#### SUPPLIED RECORDS ####

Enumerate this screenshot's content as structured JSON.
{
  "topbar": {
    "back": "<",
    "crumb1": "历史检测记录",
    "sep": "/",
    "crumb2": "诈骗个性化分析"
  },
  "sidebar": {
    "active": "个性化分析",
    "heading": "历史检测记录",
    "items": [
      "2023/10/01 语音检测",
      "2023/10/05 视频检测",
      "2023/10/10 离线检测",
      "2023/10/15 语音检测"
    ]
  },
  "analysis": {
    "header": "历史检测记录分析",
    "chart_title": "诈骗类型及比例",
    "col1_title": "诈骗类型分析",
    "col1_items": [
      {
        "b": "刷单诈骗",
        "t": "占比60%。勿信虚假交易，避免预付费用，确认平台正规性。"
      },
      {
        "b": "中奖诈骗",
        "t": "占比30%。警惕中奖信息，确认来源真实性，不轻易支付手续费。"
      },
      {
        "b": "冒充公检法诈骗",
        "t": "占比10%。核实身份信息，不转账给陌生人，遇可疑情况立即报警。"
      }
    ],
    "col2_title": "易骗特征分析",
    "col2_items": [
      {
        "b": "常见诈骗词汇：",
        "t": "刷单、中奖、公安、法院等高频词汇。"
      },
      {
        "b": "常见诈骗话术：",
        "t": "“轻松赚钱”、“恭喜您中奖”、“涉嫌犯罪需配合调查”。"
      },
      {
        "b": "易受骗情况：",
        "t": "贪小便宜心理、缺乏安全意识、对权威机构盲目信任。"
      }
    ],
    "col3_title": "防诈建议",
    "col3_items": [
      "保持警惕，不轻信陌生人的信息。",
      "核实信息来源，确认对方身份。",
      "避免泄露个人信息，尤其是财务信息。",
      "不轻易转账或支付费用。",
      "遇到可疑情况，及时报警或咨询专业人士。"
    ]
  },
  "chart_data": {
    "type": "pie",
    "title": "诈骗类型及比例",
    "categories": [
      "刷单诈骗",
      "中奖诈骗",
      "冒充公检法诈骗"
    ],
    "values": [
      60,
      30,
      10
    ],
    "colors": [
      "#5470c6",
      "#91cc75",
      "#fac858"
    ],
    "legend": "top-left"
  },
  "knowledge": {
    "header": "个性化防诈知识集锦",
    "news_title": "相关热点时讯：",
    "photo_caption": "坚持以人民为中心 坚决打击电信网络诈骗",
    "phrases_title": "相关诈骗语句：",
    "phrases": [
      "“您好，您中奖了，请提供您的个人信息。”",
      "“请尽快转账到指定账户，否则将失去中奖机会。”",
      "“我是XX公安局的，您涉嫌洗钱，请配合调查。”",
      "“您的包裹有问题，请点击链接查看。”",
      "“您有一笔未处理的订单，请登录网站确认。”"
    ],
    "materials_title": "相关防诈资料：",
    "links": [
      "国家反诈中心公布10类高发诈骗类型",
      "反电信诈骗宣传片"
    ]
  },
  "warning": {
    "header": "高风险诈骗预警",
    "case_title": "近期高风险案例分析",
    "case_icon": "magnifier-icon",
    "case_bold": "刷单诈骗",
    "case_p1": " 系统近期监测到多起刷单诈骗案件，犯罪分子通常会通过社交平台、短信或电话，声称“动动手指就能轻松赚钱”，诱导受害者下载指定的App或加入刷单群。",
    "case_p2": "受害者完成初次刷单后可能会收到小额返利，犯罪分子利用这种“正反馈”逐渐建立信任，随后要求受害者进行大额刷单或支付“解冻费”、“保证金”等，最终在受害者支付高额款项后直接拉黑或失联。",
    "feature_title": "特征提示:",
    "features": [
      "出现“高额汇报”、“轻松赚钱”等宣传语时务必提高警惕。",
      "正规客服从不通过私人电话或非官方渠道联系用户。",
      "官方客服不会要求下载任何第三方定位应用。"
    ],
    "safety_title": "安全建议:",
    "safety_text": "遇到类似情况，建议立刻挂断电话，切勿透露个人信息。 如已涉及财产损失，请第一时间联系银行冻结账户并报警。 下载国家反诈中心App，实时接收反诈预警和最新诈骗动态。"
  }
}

####

(YOUR INSTRUCTIONS): Exactly as written, please output every entry.

(RESPONSE):
Enumerate this screenshot's content as structured JSON.
{
  "topbar": {
    "back": "<",
    "crumb1": "历史检测记录",
    "sep": "/",
    "crumb2": "诈骗个性化分析"
  },
  "sidebar": {
    "active": "个性化分析",
    "heading": "历史检测记录",
    "items": [
      "2023/10/01 语音检测",
      "2023/10/05 视频检测",
      "2023/10/10 离线检测",
      "2023/10/15 语音检测"
    ]
  },
  "analysis": {
    "header": "历史检测记录分析",
    "chart_title": "诈骗类型及比例",
    "col1_title": "诈骗类型分析",
    "col1_items": [
      {
        "b": "刷单诈骗",
        "t": "占比60%。勿信虚假交易，避免预付费用，确认平台正规性。"
      },
      {
        "b": "中奖诈骗",
        "t": "占比30%。警惕中奖信息，确认来源真实性，不轻易支付手续费。"
      },
      {
        "b": "冒充公检法诈骗",
        "t": "占比10%。核实身份信息，不转账给陌生人，遇可疑情况立即报警。"
      }
    ],
    "col2_title": "易骗特征分析",
    "col2_items": [
      {
        "b": "常见诈骗词汇：",
        "t": "刷单、中奖、公安、法院等高频词汇。"
      },
      {
        "b": "常见诈骗话术：",
        "t": "“轻松赚钱”、“恭喜您中奖”、“涉嫌犯罪需配合调查”。"
      },
      {
        "b": "易受骗情况：",
        "t": "贪小便宜心理、缺乏安全意识、对权威机构盲目信任。"
      }
    ],
    "col3_title": "防诈建议",
    "col3_items": [
      "保持警惕，不轻信陌生人的信息。",
      "核实信息来源，确认对方身份。",
      "避免泄露个人信息，尤其是财务信息。",
      "不轻易转账或支付费用。",
      "遇到可疑情况，及时报警或咨询专业人士。"
    ]
  },
  "chart_data": {
    "type": "pie",
    "title": "诈骗类型及比例",
    "categories": [
      "刷单诈骗",
      "中奖诈骗",
      "冒充公检法诈骗"
    ],
    "values": [
      60,
      30,
      10
    ],
    "colors": [
      "#5470c6",
      "#91cc75",
      "#fac858"
    ],
    "legend": "top-left"
  },
  "knowledge": {
    "header": "个性化防诈知识集锦",
    "news_title": "相关热点时讯：",
    "photo_caption": "坚持以人民为中心 坚决打击电信网络诈骗",
    "phrases_title": "相关诈骗语句：",
    "phrases": [
      "“您好，您中奖了，请提供您的个人信息。”",
      "“请尽快转账到指定账户，否则将失去中奖机会。”",
      "“我是XX公安局的，您涉嫌洗钱，请配合调查。”",
      "“您的包裹有问题，请点击链接查看。”",
      "“您有一笔未处理的订单，请登录网站确认。”"
    ],
    "materials_title": "相关防诈资料：",
    "links": [
      "国家反诈中心公布10类高发诈骗类型",
      "反电信诈骗宣传片"
    ]
  },
  "warning": {
    "header": "高风险诈骗预警",
    "case_title": "近期高风险案例分析",
    "case_icon": "magnifier-icon",
    "case_bold": "刷单诈骗",
    "case_p1": " 系统近期监测到多起刷单诈骗案件，犯罪分子通常会通过社交平台、短信或电话，声称“动动手指就能轻松赚钱”，诱导受害者下载指定的App或加入刷单群。",
    "case_p2": "受害者完成初次刷单后可能会收到小额返利，犯罪分子利用这种“正反馈”逐渐建立信任，随后要求受害者进行大额刷单或支付“解冻费”、“保证金”等，最终在受害者支付高额款项后直接拉黑或失联。",
    "feature_title": "特征提示:",
    "features": [
      "出现“高额汇报”、“轻松赚钱”等宣传语时务必提高警惕。",
      "正规客服从不通过私人电话或非官方渠道联系用户。",
      "官方客服不会要求下载任何第三方定位应用。"
    ],
    "safety_title": "安全建议:",
    "safety_text": "遇到类似情况，建议立刻挂断电话，切勿透露个人信息。 如已涉及财产损失，请第一时间联系银行冻结账户并报警。 下载国家反诈中心App，实时接收反诈预警和最新诈骗动态。"
  }
}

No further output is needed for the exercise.